#### The records
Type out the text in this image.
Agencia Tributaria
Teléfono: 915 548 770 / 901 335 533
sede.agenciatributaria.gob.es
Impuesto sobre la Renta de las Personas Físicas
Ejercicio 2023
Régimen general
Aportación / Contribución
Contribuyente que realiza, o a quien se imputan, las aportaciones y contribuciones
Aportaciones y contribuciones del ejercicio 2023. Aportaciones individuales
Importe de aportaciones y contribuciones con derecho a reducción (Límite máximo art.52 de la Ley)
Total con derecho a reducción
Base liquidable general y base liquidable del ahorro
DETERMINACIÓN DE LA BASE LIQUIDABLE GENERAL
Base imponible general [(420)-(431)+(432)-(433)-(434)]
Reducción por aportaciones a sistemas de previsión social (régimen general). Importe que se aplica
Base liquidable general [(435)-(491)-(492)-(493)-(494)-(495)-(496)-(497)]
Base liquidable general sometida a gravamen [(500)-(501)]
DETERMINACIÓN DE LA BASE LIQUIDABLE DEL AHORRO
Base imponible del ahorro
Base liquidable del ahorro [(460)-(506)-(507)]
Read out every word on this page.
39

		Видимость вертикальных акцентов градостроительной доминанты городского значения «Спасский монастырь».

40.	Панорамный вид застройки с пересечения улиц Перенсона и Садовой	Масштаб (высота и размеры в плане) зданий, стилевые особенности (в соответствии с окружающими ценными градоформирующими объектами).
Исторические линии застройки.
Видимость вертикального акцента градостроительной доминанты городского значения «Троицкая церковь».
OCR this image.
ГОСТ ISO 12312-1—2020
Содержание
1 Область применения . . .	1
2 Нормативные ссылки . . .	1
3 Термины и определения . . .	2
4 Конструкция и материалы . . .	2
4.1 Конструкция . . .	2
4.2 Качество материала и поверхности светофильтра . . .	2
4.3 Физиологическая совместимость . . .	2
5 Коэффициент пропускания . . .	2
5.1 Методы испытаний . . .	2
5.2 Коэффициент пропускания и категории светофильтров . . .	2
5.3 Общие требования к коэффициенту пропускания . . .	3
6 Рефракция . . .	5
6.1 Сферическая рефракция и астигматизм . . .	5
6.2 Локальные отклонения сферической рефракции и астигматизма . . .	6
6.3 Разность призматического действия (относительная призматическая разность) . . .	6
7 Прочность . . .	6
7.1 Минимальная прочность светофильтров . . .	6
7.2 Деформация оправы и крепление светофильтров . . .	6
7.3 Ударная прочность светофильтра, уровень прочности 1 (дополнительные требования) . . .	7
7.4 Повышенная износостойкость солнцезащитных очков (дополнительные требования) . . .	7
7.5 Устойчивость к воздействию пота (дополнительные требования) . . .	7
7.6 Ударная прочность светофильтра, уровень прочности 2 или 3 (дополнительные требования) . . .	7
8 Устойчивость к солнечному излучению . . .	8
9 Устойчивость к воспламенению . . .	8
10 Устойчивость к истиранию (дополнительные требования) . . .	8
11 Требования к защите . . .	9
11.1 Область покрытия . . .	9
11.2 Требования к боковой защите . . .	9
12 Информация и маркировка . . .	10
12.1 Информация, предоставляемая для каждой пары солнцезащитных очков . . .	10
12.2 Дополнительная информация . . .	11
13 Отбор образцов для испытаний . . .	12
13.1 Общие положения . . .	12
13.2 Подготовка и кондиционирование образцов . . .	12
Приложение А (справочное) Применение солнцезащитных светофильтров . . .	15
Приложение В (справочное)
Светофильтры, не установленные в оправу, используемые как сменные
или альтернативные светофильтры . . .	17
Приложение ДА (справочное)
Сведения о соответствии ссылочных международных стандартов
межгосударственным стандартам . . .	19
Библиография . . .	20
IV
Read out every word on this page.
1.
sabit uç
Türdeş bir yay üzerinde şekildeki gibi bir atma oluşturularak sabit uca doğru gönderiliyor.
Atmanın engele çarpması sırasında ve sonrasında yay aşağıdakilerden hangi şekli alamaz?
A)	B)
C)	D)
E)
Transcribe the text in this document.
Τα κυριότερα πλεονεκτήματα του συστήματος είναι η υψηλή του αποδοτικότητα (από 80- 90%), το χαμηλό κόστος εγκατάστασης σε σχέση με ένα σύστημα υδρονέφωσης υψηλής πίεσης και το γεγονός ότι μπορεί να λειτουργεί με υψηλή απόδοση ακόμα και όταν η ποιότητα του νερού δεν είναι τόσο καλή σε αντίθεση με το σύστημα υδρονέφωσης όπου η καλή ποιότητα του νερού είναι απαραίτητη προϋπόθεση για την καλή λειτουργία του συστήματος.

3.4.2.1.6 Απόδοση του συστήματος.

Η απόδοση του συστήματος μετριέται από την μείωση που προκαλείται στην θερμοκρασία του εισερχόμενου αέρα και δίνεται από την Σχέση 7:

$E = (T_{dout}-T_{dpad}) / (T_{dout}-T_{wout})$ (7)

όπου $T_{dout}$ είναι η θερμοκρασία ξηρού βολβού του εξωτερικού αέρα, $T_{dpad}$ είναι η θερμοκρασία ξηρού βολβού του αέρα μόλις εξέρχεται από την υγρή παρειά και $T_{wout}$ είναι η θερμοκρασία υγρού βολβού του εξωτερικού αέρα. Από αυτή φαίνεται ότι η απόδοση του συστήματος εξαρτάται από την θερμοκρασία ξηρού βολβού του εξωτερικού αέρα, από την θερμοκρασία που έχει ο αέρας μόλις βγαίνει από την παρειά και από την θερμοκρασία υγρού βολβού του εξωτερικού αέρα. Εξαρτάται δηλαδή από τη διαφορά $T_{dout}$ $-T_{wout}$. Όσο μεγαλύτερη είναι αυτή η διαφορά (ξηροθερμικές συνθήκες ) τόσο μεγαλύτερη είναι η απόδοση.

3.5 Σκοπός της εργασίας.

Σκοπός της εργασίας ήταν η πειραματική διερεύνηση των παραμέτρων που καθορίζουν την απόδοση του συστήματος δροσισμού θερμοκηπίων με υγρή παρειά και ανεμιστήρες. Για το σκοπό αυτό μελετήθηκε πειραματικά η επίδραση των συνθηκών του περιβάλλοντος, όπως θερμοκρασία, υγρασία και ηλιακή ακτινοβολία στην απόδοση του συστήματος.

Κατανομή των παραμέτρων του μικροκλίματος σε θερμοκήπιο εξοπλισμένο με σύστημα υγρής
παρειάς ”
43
########
Copy out the full listing exactly.

Type out the text in this image.
Agencia Tributaria
Teléfono: 915 548 770 / 901 335 533
sede.agenciatributaria.gob.es
Impuesto sobre la Renta de las Personas Físicas
Ejercicio 2023
Régimen general
Aportación / Contribución
Contribuyente que realiza, o a quien se imputan, las aportaciones y contribuciones
Aportaciones y contribuciones del ejercicio 2023. Aportaciones individuales
Importe de aportaciones y contribuciones con derecho a reducción (Límite máximo art.52 de la Ley)
Total con derecho a reducción
Base liquidable general y base liquidable del ahorro
DETERMINACIÓN DE LA BASE LIQUIDABLE GENERAL
Base imponible general [(420)-(431)+(432)-(433)-(434)]
Reducción por aportaciones a sistemas de previsión social (régimen general). Importe que se aplica
Base liquidable general [(435)-(491)-(492)-(493)-(494)-(495)-(496)-(497)]
Base liquidable general sometida a gravamen [(500)-(501)]
DETERMINACIÓN DE LA BASE LIQUIDABLE DEL AHORRO
Base imponible del ahorro
Base liquidable del ahorro [(460)-(506)-(507)]
Read out every word on this page.
39

		Видимость вертикальных акцентов градостроительной доминанты городского значения «Спасский монастырь».

40.	Панорамный вид застройки с пересечения улиц Перенсона и Садовой	Масштаб (высота и размеры в плане) зданий, стилевые особенности (в соответствии с окружающими ценными градоформирующими объектами).
Исторические линии застройки.
Видимость вертикального акцента градостроительной доминанты городского значения «Троицкая церковь».
OCR this image.
ГОСТ ISO 12312-1—2020
Содержание
1 Область применения . . .	1
2 Нормативные ссылки . . .	1
3 Термины и определения . . .	2
4 Конструкция и материалы . . .	2
4.1 Конструкция . . .	2
4.2 Качество материала и поверхности светофильтра . . .	2
4.3 Физиологическая совместимость . . .	2
5 Коэффициент пропускания . . .	2
5.1 Методы испытаний . . .	2
5.2 Коэффициент пропускания и категории светофильтров . . .	2
5.3 Общие требования к коэффициенту пропускания . . .	3
6 Рефракция . . .	5
6.1 Сферическая рефракция и астигматизм . . .	5
6.2 Локальные отклонения сферической рефракции и астигматизма . . .	6
6.3 Разность призматического действия (относительная призматическая разность) . . .	6
7 Прочность . . .	6
7.1 Минимальная прочность светофильтров . . .	6
7.2 Деформация оправы и крепление светофильтров . . .	6
7.3 Ударная прочность светофильтра, уровень прочности 1 (дополнительные требования) . . .	7
7.4 Повышенная износостойкость солнцезащитных очков (дополнительные требования) . . .	7
7.5 Устойчивость к воздействию пота (дополнительные требования) . . .	7
7.6 Ударная прочность светофильтра, уровень прочности 2 или 3 (дополнительные требования) . . .	7
8 Устойчивость к солнечному излучению . . .	8
9 Устойчивость к воспламенению . . .	8
10 Устойчивость к истиранию (дополнительные требования) . . .	8
11 Требования к защите . . .	9
11.1 Область покрытия . . .	9
11.2 Требования к боковой защите . . .	9
12 Информация и маркировка . . .	10
12.1 Информация, предоставляемая для каждой пары солнцезащитных очков . . .	10
12.2 Дополнительная информация . . .	11
13 Отбор образцов для испытаний . . .	12
13.1 Общие положения . . .	12
13.2 Подготовка и кондиционирование образцов . . .	12
Приложение А (справочное) Применение солнцезащитных светофильтров . . .	15
Приложение В (справочное)
Светофильтры, не установленные в оправу, используемые как сменные
или альтернативные светофильтры . . .	17
Приложение ДА (справочное)
Сведения о соответствии ссылочных международных стандартов
межгосударственным стандартам . . .	19
Библиография . . .	20
IV
Read out every word on this page.
1.
sabit uç
Türdeş bir yay üzerinde şekildeki gibi bir atma oluşturularak sabit uca doğru gönderiliyor.
Atmanın engele çarpması sırasında ve sonrasında yay aşağıdakilerden hangi şekli alamaz?
A)	B)
C)	D)
E)
Transcribe the text in this document.
Τα κυριότερα πλεονεκτήματα του συστήματος είναι η υψηλή του αποδοτικότητα (από 80- 90%), το χαμηλό κόστος εγκατάστασης σε σχέση με ένα σύστημα υδρονέφωσης υψηλής πίεσης και το γεγονός ότι μπορεί να λειτουργεί με υψηλή απόδοση ακόμα και όταν η ποιότητα του νερού δεν είναι τόσο καλή σε αντίθεση με το σύστημα υδρονέφωσης όπου η καλή ποιότητα του νερού είναι απαραίτητη προϋπόθεση για την καλή λειτουργία του συστήματος.

3.4.2.1.6 Απόδοση του συστήματος.

Η απόδοση του συστήματος μετριέται από την μείωση που προκαλείται στην θερμοκρασία του εισερχόμενου αέρα και δίνεται από την Σχέση 7:

$E = (T_{dout}-T_{dpad}) / (T_{dout}-T_{wout})$ (7)

όπου $T_{dout}$ είναι η θερμοκρασία ξηρού βολβού του εξωτερικού αέρα, $T_{dpad}$ είναι η θερμοκρασία ξηρού βολβού του αέρα μόλις εξέρχεται από την υγρή παρειά και $T_{wout}$ είναι η θερμοκρασία υγρού βολβού του εξωτερικού αέρα. Από αυτή φαίνεται ότι η απόδοση του συστήματος εξαρτάται από την θερμοκρασία ξηρού βολβού του εξωτερικού αέρα, από την θερμοκρασία που έχει ο αέρας μόλις βγαίνει από την παρειά και από την θερμοκρασία υγρού βολβού του εξωτερικού αέρα. Εξαρτάται δηλαδή από τη διαφορά $T_{dout}$ $-T_{wout}$. Όσο μεγαλύτερη είναι αυτή η διαφορά (ξηροθερμικές συνθήκες ) τόσο μεγαλύτερη είναι η απόδοση.

3.5 Σκοπός της εργασίας.

Σκοπός της εργασίας ήταν η πειραματική διερεύνηση των παραμέτρων που καθορίζουν την απόδοση του συστήματος δροσισμού θερμοκηπίων με υγρή παρειά και ανεμιστήρες. Για το σκοπό αυτό μελετήθηκε πειραματικά η επίδραση των συνθηκών του περιβάλλοντος, όπως θερμοκρασία, υγρασία και ηλιακή ακτινοβολία στην απόδοση του συστήματος.

Κατανομή των παραμέτρων του μικροκλίματος σε θερμοκήπιο εξοπλισμένο με σύστημα υγρής
παρειάς ”
43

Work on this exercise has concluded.